= Data section =
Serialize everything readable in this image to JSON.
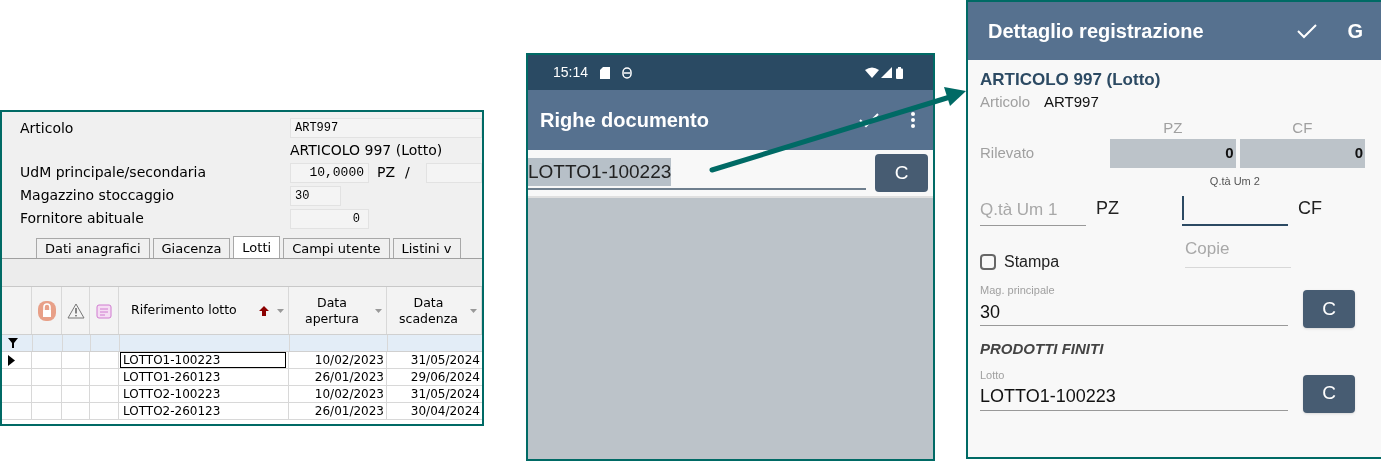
{
  "desktop_window": {
    "article": {
      "label": "Articolo",
      "code": "ART997",
      "description": "ARTICOLO 997 (Lotto)"
    },
    "units": {
      "label": "UdM principale/secondaria",
      "conversion": "10,0000",
      "unit": "PZ",
      "separator": "/"
    },
    "warehouse": {
      "label": "Magazzino stoccaggio",
      "value": "30"
    },
    "supplier": {
      "label": "Fornitore abituale",
      "value": "0"
    },
    "tabs": [
      {
        "label": "Dati anagrafici",
        "selected": false
      },
      {
        "label": "Giacenza",
        "selected": false
      },
      {
        "label": "Lotti",
        "selected": true
      },
      {
        "label": "Campi utente",
        "selected": false
      },
      {
        "label": "Listini v",
        "selected": false
      }
    ],
    "table": {
      "columns": [
        "Riferimento lotto",
        "Data apertura",
        "Data scadenza"
      ],
      "rows": [
        {
          "lot": "LOTTO1-100223",
          "opened": "10/02/2023",
          "expires": "31/05/2024",
          "selected": true
        },
        {
          "lot": "LOTTO1-260123",
          "opened": "26/01/2023",
          "expires": "29/06/2024",
          "selected": false
        },
        {
          "lot": "LOTTO2-100223",
          "opened": "10/02/2023",
          "expires": "31/05/2024",
          "selected": false
        },
        {
          "lot": "LOTTO2-260123",
          "opened": "26/01/2023",
          "expires": "30/04/2024",
          "selected": false
        }
      ]
    }
  },
  "document_lines_screen": {
    "status_bar": {
      "time": "15:14"
    },
    "title": "Righe documento",
    "scan_field": {
      "value": "LOTTO1-100223",
      "text_selected": true
    },
    "clear_button": "C"
  },
  "detail_screen": {
    "title": "Dettaglio registrazione",
    "action": "G",
    "item_title": "ARTICOLO 997 (Lotto)",
    "article_label": "Articolo",
    "article_code": "ART997",
    "count": {
      "label": "Rilevato",
      "columns": [
        {
          "unit": "PZ",
          "value": "0"
        },
        {
          "unit": "CF",
          "value": "0"
        }
      ]
    },
    "quantities": [
      {
        "label": "Q.tà Um 1",
        "unit": "PZ",
        "focused": false
      },
      {
        "label": "Q.tà Um 2",
        "unit": "CF",
        "focused": true
      }
    ],
    "print": {
      "label": "Stampa",
      "checked": false
    },
    "copies": {
      "placeholder": "Copie"
    },
    "warehouse": {
      "label": "Mag. principale",
      "value": "30",
      "button": "C"
    },
    "section": "PRODOTTI FINITI",
    "lot": {
      "label": "Lotto",
      "value": "LOTTO1-100223",
      "button": "C"
    }
  }
}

= Work to complete =
Leave out the pictures and transcribe everything else exactly.

= Result for this task =
Serialize everything readable in this image to JSON.
{
  "desktop_window": {
    "article": {
      "label": "Articolo",
      "code": "ART997",
      "description": "ARTICOLO 997 (Lotto)"
    },
    "units": {
      "label": "UdM principale/secondaria",
      "conversion": "10,0000",
      "unit": "PZ",
      "separator": "/"
    },
    "warehouse": {
      "label": "Magazzino stoccaggio",
      "value": "30"
    },
    "supplier": {
      "label": "Fornitore abituale",
      "value": "0"
    },
    "tabs": [
      {
        "label": "Dati anagrafici",
        "selected": false
      },
      {
        "label": "Giacenza",
        "selected": false
      },
      {
        "label": "Lotti",
        "selected": true
      },
      {
        "label": "Campi utente",
        "selected": false
      },
      {
        "label": "Listini v",
        "selected": false
      }
    ],
    "table": {
      "columns": [
        "Riferimento lotto",
        "Data apertura",
        "Data scadenza"
      ],
      "rows": [
        {
          "lot": "LOTTO1-100223",
          "opened": "10/02/2023",
          "expires": "31/05/2024",
          "selected": true
        },
        {
          "lot": "LOTTO1-260123",
          "opened": "26/01/2023",
          "expires": "29/06/2024",
          "selected": false
        },
        {
          "lot": "LOTTO2-100223",
          "opened": "10/02/2023",
          "expires": "31/05/2024",
          "selected": false
        },
        {
          "lot": "LOTTO2-260123",
          "opened": "26/01/2023",
          "expires": "30/04/2024",
          "selected": false
        }
      ]
    }
  },
  "document_lines_screen": {
    "status_bar": {
      "time": "15:14"
    },
    "title": "Righe documento",
    "scan_field": {
      "value": "LOTTO1-100223",
      "text_selected": true
    },
    "clear_button": "C"
  },
  "detail_screen": {
    "title": "Dettaglio registrazione",
    "action": "G",
    "item_title": "ARTICOLO 997 (Lotto)",
    "article_label": "Articolo",
    "article_code": "ART997",
    "count": {
      "label": "Rilevato",
      "columns": [
        {
          "unit": "PZ",
          "value": "0"
        },
        {
          "unit": "CF",
          "value": "0"
        }
      ]
    },
    "quantities": [
      {
        "label": "Q.tà Um 1",
        "unit": "PZ",
        "focused": false
      },
      {
        "label": "Q.tà Um 2",
        "unit": "CF",
        "focused": true
      }
    ],
    "print": {
      "label": "Stampa",
      "checked": false
    },
    "copies": {
      "placeholder": "Copie"
    },
    "warehouse": {
      "label": "Mag. principale",
      "value": "30",
      "button": "C"
    },
    "section": "PRODOTTI FINITI",
    "lot": {
      "label": "Lotto",
      "value": "LOTTO1-100223",
      "button": "C"
    }
  }
}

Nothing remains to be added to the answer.